What to work on:
Print all records exactly, leaving nothing out.

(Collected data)

▶

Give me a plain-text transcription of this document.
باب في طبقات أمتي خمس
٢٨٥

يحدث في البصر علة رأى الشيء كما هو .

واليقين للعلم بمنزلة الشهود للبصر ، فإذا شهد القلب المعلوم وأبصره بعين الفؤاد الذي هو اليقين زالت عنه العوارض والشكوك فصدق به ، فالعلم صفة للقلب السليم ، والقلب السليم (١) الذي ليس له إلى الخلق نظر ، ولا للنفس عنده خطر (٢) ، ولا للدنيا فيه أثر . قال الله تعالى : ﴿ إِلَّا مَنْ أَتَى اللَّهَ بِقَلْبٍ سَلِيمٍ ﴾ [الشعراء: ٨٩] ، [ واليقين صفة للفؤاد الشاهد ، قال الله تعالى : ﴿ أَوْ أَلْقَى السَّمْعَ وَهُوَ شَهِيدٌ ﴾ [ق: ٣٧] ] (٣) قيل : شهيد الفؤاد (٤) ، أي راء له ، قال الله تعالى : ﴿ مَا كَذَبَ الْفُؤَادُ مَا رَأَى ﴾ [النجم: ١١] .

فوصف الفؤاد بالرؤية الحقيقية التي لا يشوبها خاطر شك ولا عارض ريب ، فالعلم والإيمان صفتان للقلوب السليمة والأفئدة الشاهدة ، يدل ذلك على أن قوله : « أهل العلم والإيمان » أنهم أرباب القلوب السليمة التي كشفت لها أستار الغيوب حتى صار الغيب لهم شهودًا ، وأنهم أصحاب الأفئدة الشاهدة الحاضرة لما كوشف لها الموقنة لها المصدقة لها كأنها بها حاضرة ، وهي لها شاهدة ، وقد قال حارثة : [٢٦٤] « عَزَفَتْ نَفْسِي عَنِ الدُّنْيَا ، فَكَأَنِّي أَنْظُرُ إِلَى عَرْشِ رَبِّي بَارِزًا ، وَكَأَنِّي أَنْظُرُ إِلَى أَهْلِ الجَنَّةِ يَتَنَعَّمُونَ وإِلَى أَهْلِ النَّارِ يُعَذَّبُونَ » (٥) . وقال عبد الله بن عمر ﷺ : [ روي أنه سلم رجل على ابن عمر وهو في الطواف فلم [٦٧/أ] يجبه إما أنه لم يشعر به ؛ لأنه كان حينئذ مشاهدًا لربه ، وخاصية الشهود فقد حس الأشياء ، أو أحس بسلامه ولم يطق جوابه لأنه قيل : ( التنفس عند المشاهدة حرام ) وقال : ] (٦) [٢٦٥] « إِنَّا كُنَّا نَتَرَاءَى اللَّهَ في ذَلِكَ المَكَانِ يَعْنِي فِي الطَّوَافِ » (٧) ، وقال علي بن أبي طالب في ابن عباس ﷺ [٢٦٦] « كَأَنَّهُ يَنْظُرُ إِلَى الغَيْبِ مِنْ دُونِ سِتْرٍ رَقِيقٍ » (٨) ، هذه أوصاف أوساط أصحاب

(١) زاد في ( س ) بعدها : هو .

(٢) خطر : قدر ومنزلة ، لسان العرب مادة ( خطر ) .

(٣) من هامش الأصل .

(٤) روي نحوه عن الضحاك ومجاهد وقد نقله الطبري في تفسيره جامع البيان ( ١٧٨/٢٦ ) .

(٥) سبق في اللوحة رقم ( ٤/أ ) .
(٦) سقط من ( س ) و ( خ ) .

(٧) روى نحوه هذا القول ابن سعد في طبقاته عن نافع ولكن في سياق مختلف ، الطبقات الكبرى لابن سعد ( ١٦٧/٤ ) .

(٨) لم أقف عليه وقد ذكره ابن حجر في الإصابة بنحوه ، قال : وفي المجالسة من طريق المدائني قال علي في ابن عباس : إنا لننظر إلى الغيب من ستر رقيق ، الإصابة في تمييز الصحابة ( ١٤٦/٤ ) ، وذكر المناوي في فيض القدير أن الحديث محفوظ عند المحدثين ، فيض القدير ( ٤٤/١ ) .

◀

Written reply:
Give me a plain-text transcription of this document.
باب في طبقات أمتي خمس
٢٨٥

يحدث في البصر علة رأى الشيء كما هو .

واليقين للعلم بمنزلة الشهود للبصر ، فإذا شهد القلب المعلوم وأبصره بعين الفؤاد الذي هو اليقين زالت عنه العوارض والشكوك فصدق به ، فالعلم صفة للقلب السليم ، والقلب السليم (١) الذي ليس له إلى الخلق نظر ، ولا للنفس عنده خطر (٢) ، ولا للدنيا فيه أثر . قال الله تعالى : ﴿ إِلَّا مَنْ أَتَى اللَّهَ بِقَلْبٍ سَلِيمٍ ﴾ [الشعراء: ٨٩] ، [ واليقين صفة للفؤاد الشاهد ، قال الله تعالى : ﴿ أَوْ أَلْقَى السَّمْعَ وَهُوَ شَهِيدٌ ﴾ [ق: ٣٧] ] (٣) قيل : شهيد الفؤاد (٤) ، أي راء له ، قال الله تعالى : ﴿ مَا كَذَبَ الْفُؤَادُ مَا رَأَى ﴾ [النجم: ١١] .

فوصف الفؤاد بالرؤية الحقيقية التي لا يشوبها خاطر شك ولا عارض ريب ، فالعلم والإيمان صفتان للقلوب السليمة والأفئدة الشاهدة ، يدل ذلك على أن قوله : « أهل العلم والإيمان » أنهم أرباب القلوب السليمة التي كشفت لها أستار الغيوب حتى صار الغيب لهم شهودًا ، وأنهم أصحاب الأفئدة الشاهدة الحاضرة لما كوشف لها الموقنة لها المصدقة لها كأنها بها حاضرة ، وهي لها شاهدة ، وقد قال حارثة : [٢٦٤] « عَزَفَتْ نَفْسِي عَنِ الدُّنْيَا ، فَكَأَنِّي أَنْظُرُ إِلَى عَرْشِ رَبِّي بَارِزًا ، وَكَأَنِّي أَنْظُرُ إِلَى أَهْلِ الجَنَّةِ يَتَنَعَّمُونَ وإِلَى أَهْلِ النَّارِ يُعَذَّبُونَ » (٥) . وقال عبد الله بن عمر ﷺ : [ روي أنه سلم رجل على ابن عمر وهو في الطواف فلم [٦٧/أ] يجبه إما أنه لم يشعر به ؛ لأنه كان حينئذ مشاهدًا لربه ، وخاصية الشهود فقد حس الأشياء ، أو أحس بسلامه ولم يطق جوابه لأنه قيل : ( التنفس عند المشاهدة حرام ) وقال : ] (٦) [٢٦٥] « إِنَّا كُنَّا نَتَرَاءَى اللَّهَ في ذَلِكَ المَكَانِ يَعْنِي فِي الطَّوَافِ » (٧) ، وقال علي بن أبي طالب في ابن عباس ﷺ [٢٦٦] « كَأَنَّهُ يَنْظُرُ إِلَى الغَيْبِ مِنْ دُونِ سِتْرٍ رَقِيقٍ » (٨) ، هذه أوصاف أوساط أصحاب

(١) زاد في ( س ) بعدها : هو .

(٢) خطر : قدر ومنزلة ، لسان العرب مادة ( خطر ) .

(٣) من هامش الأصل .

(٤) روي نحوه عن الضحاك ومجاهد وقد نقله الطبري في تفسيره جامع البيان ( ١٧٨/٢٦ ) .

(٥) سبق في اللوحة رقم ( ٤/أ ) .
(٦) سقط من ( س ) و ( خ ) .

(٧) روى نحوه هذا القول ابن سعد في طبقاته عن نافع ولكن في سياق مختلف ، الطبقات الكبرى لابن سعد ( ١٦٧/٤ ) .

(٨) لم أقف عليه وقد ذكره ابن حجر في الإصابة بنحوه ، قال : وفي المجالسة من طريق المدائني قال علي في ابن عباس : إنا لننظر إلى الغيب من ستر رقيق ، الإصابة في تمييز الصحابة ( ١٤٦/٤ ) ، وذكر المناوي في فيض القدير أن الحديث محفوظ عند المحدثين ، فيض القدير ( ٤٤/١ ) .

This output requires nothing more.